(Collected data)
— Start —
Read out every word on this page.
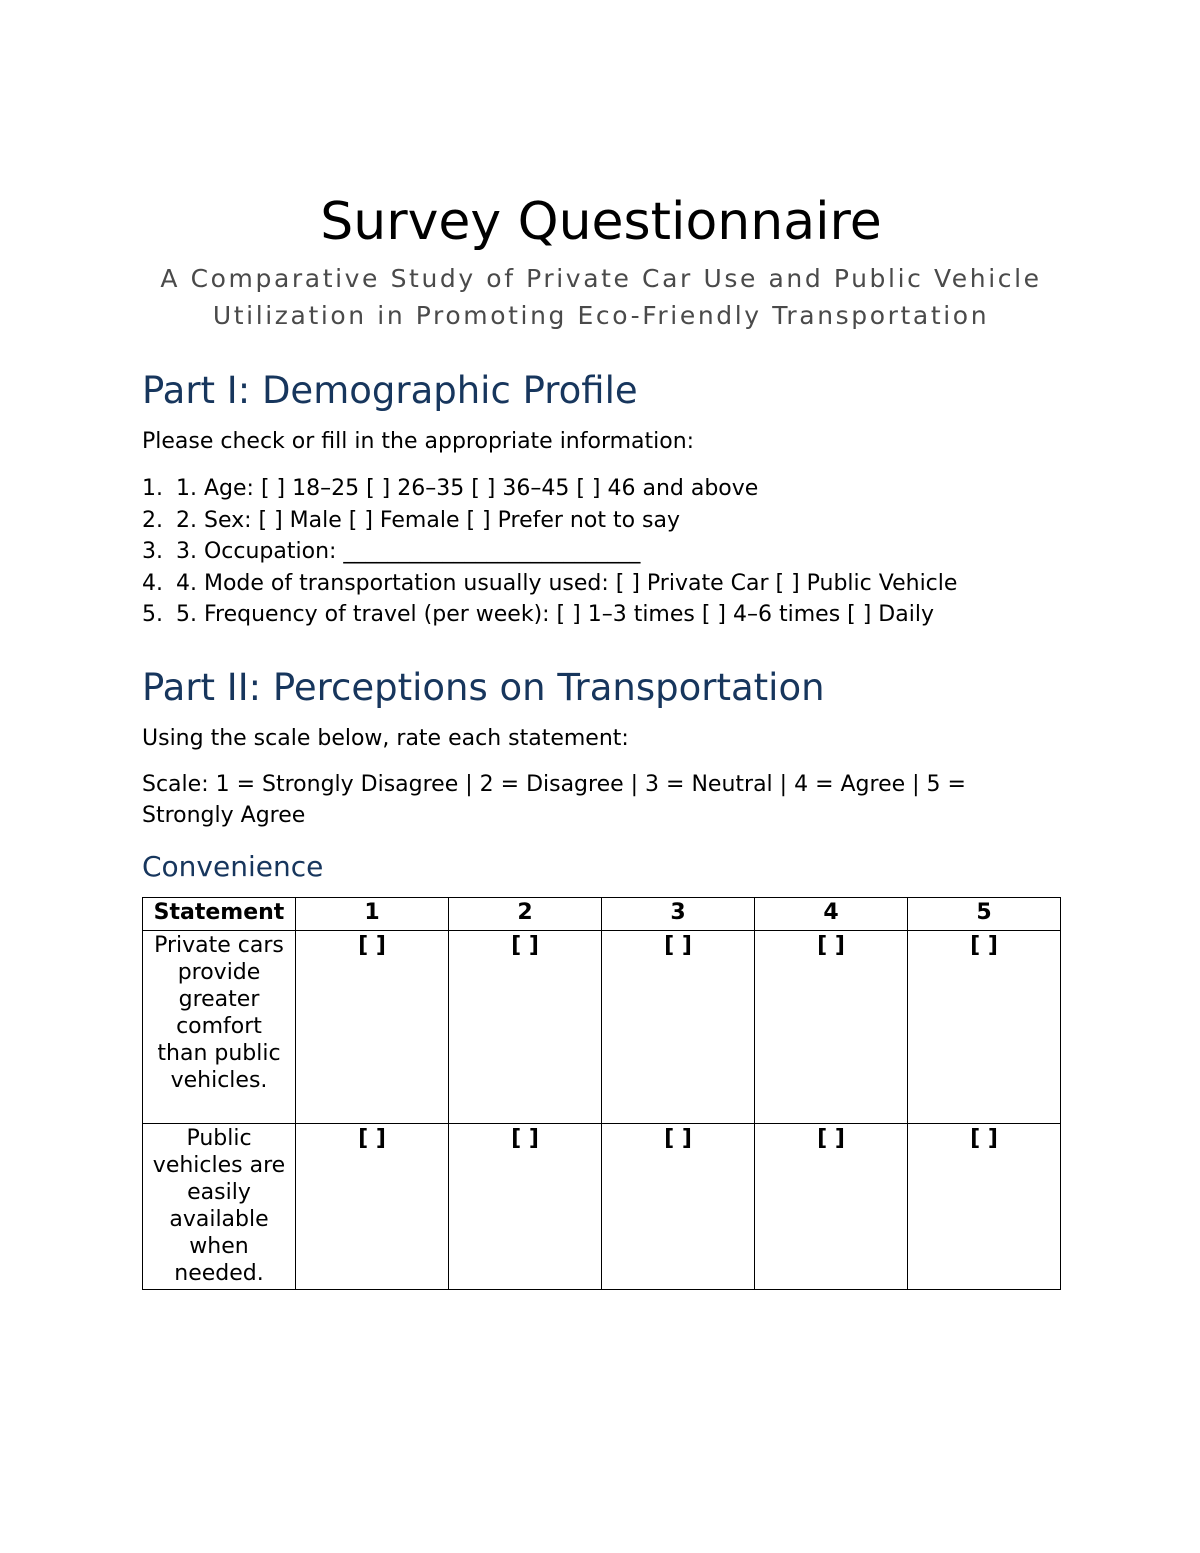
Survey Questionnaire
A Comparative Study of Private Car Use and Public Vehicle
Utilization in Promoting Eco-Friendly Transportation
Part I: Demographic Profile

Please check or fill in the appropriate information:

1. 1. Age: [ ] 18–25 [ ] 26–35 [ ] 36–45 [ ] 46 and above
2. 2. Sex: [ ] Male [ ] Female [ ] Prefer not to say
3. 3. Occupation: ___________________________
4. 4. Mode of transportation usually used: [ ] Private Car [ ] Public Vehicle
5. 5. Frequency of travel (per week): [ ] 1–3 times [ ] 4–6 times [ ] Daily
Part II: Perceptions on Transportation

Using the scale below, rate each statement:

Scale: 1 = Strongly Disagree | 2 = Disagree | 3 = Neutral | 4 = Agree | 5 = Strongly Agree

Convenience
Statement	1	2	3	4	5
Private cars provide greater comfort than public vehicles.	[ ]	[ ]	[ ]	[ ]	[ ]
Public vehicles are easily available when needed.	[ ]	[ ]	[ ]	[ ]	[ ]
— End —
Requirement: Pick out every line holding the string "Part" and return it.

Finished answer:
Part I: Demographic Profile
Part II: Perceptions on Transportation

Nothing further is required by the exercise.